──────── Records to process ────────
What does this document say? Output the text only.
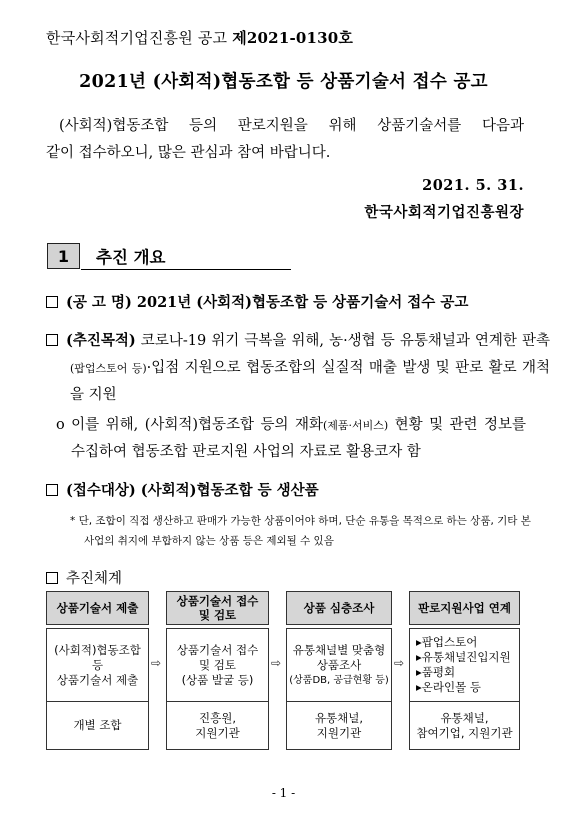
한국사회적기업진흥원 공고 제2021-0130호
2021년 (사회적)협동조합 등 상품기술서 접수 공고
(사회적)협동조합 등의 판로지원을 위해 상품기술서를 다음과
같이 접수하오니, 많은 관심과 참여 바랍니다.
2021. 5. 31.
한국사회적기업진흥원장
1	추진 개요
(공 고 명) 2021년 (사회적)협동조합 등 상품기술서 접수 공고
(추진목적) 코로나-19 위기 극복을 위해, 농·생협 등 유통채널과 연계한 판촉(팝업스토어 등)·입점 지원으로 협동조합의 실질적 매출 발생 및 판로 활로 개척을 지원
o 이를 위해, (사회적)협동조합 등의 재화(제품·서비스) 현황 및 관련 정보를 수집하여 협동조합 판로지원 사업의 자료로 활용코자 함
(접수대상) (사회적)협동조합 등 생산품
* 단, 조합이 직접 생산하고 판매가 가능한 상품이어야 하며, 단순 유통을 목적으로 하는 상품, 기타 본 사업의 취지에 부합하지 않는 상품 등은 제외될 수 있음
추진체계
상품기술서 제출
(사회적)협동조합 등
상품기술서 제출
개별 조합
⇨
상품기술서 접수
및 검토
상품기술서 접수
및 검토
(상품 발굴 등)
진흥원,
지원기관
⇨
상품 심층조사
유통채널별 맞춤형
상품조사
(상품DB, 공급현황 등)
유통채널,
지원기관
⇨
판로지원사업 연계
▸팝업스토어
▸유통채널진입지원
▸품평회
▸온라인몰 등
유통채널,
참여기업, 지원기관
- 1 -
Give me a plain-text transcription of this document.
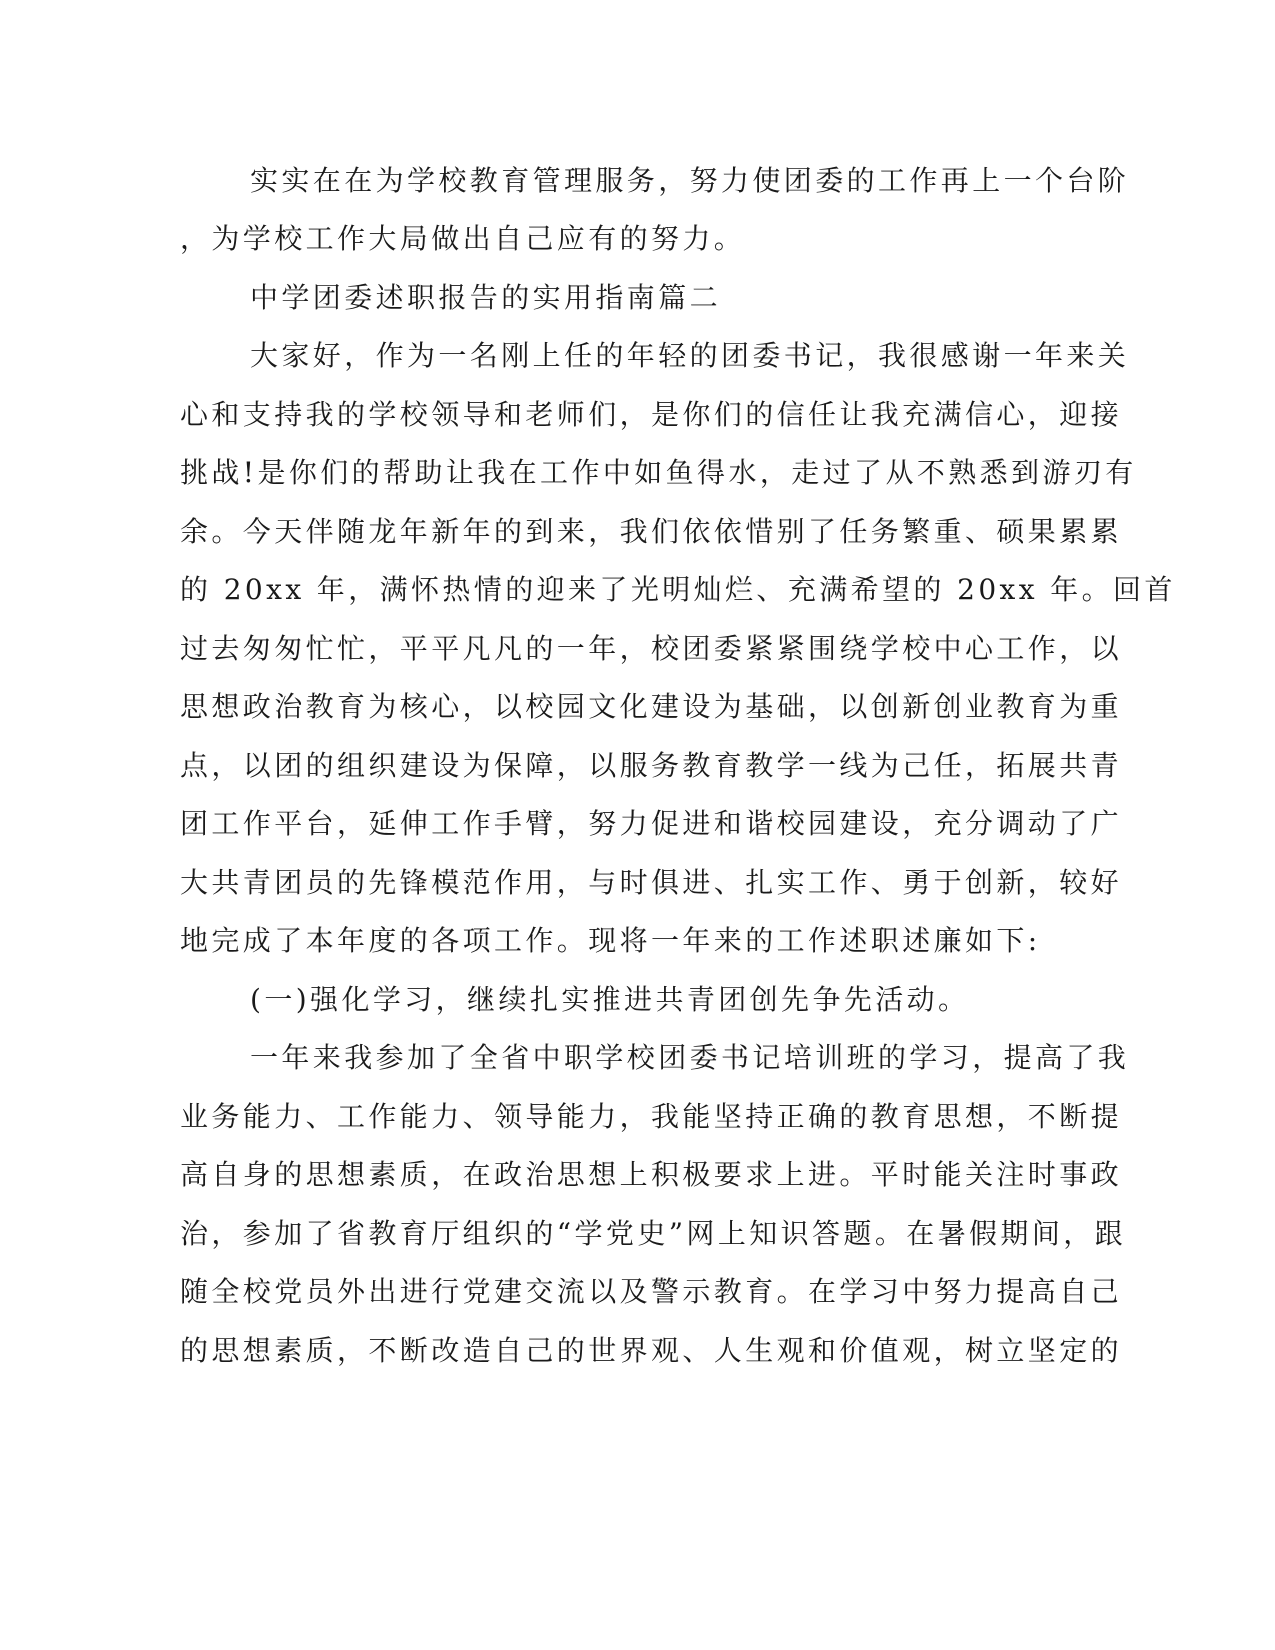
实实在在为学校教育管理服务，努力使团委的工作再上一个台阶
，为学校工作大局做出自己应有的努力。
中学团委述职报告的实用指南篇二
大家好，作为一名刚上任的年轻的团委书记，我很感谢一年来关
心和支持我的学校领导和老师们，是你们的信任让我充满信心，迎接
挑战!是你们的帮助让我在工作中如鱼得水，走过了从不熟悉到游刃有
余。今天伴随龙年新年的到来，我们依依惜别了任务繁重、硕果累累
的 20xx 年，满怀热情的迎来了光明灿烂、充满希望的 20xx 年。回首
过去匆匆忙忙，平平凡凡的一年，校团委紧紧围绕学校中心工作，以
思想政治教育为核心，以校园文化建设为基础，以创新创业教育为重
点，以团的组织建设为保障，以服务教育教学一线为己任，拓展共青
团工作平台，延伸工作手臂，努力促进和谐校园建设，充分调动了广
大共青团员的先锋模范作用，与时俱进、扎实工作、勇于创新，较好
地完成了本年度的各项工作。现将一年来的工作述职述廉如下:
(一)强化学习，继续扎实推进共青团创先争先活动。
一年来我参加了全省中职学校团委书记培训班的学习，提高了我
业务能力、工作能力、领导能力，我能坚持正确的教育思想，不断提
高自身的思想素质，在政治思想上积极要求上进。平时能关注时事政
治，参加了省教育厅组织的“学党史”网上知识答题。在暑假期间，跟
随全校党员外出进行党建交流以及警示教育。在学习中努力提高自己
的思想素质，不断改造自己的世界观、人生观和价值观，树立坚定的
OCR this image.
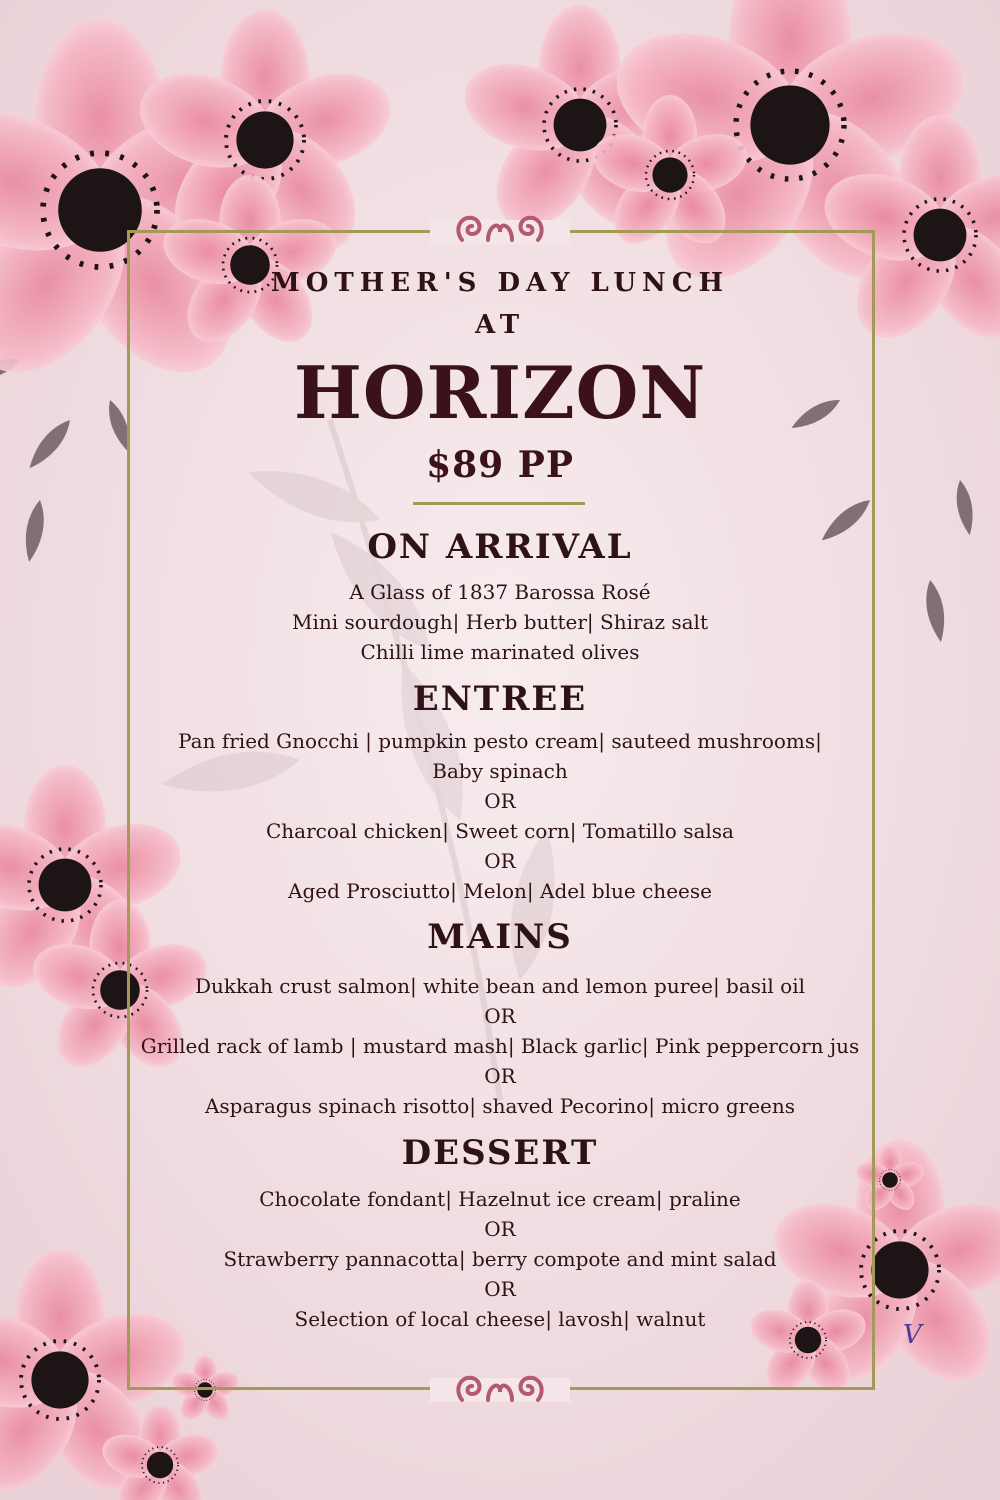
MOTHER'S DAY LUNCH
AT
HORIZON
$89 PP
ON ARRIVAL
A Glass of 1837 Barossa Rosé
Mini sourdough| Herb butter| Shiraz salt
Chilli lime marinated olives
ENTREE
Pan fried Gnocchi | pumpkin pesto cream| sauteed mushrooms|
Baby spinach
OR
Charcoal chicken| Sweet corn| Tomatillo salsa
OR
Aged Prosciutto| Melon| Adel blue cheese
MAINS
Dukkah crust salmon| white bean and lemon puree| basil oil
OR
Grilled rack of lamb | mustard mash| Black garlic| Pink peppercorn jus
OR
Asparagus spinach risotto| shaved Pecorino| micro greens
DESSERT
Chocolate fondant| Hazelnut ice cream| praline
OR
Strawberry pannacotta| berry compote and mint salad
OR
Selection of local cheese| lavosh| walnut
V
────────
* [Task brief]
Filter for "spinach". Return all lines that hold it.

* [Result for this task]
Baby spinach
Asparagus spinach risotto| shaved Pecorino| micro greens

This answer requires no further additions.